=== Objective ===
Retype the full set of records. Keep every character identical.

=== Entries supplied ===
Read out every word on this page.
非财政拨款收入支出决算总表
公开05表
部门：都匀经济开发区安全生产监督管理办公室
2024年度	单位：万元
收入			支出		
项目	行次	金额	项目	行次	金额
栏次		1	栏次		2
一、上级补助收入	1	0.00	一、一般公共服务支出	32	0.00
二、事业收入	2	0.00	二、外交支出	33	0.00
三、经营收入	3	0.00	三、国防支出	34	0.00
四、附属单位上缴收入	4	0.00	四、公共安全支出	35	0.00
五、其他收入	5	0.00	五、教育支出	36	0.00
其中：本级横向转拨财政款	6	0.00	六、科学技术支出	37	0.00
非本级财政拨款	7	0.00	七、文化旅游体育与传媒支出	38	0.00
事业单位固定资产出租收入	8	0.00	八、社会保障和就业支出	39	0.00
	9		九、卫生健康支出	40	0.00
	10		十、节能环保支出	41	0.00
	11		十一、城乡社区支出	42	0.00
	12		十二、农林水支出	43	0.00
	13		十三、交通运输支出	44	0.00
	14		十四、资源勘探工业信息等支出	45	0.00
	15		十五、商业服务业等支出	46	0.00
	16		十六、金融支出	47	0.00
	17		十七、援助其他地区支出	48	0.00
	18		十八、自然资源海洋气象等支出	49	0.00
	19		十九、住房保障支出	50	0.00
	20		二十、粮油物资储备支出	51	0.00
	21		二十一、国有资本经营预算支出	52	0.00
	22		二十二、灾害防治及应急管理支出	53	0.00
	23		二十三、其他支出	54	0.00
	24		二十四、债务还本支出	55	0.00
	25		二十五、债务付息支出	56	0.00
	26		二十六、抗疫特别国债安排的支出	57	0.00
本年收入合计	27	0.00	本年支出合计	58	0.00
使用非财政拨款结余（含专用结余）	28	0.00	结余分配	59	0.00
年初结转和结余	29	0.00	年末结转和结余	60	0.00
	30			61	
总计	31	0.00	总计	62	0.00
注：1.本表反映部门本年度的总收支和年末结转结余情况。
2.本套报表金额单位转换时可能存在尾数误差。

=== Result of this task ===
Read out every word on this page.
非财政拨款收入支出决算总表
公开05表
部门：都匀经济开发区安全生产监督管理办公室
2024年度	单位：万元
收入			支出		
项目	行次	金额	项目	行次	金额
栏次		1	栏次		2
一、上级补助收入	1	0.00	一、一般公共服务支出	32	0.00
二、事业收入	2	0.00	二、外交支出	33	0.00
三、经营收入	3	0.00	三、国防支出	34	0.00
四、附属单位上缴收入	4	0.00	四、公共安全支出	35	0.00
五、其他收入	5	0.00	五、教育支出	36	0.00
其中：本级横向转拨财政款	6	0.00	六、科学技术支出	37	0.00
非本级财政拨款	7	0.00	七、文化旅游体育与传媒支出	38	0.00
事业单位固定资产出租收入	8	0.00	八、社会保障和就业支出	39	0.00
	9		九、卫生健康支出	40	0.00
	10		十、节能环保支出	41	0.00
	11		十一、城乡社区支出	42	0.00
	12		十二、农林水支出	43	0.00
	13		十三、交通运输支出	44	0.00
	14		十四、资源勘探工业信息等支出	45	0.00
	15		十五、商业服务业等支出	46	0.00
	16		十六、金融支出	47	0.00
	17		十七、援助其他地区支出	48	0.00
	18		十八、自然资源海洋气象等支出	49	0.00
	19		十九、住房保障支出	50	0.00
	20		二十、粮油物资储备支出	51	0.00
	21		二十一、国有资本经营预算支出	52	0.00
	22		二十二、灾害防治及应急管理支出	53	0.00
	23		二十三、其他支出	54	0.00
	24		二十四、债务还本支出	55	0.00
	25		二十五、债务付息支出	56	0.00
	26		二十六、抗疫特别国债安排的支出	57	0.00
本年收入合计	27	0.00	本年支出合计	58	0.00
使用非财政拨款结余（含专用结余）	28	0.00	结余分配	59	0.00
年初结转和结余	29	0.00	年末结转和结余	60	0.00
	30			61	
总计	31	0.00	总计	62	0.00
注：1.本表反映部门本年度的总收支和年末结转结余情况。
2.本套报表金额单位转换时可能存在尾数误差。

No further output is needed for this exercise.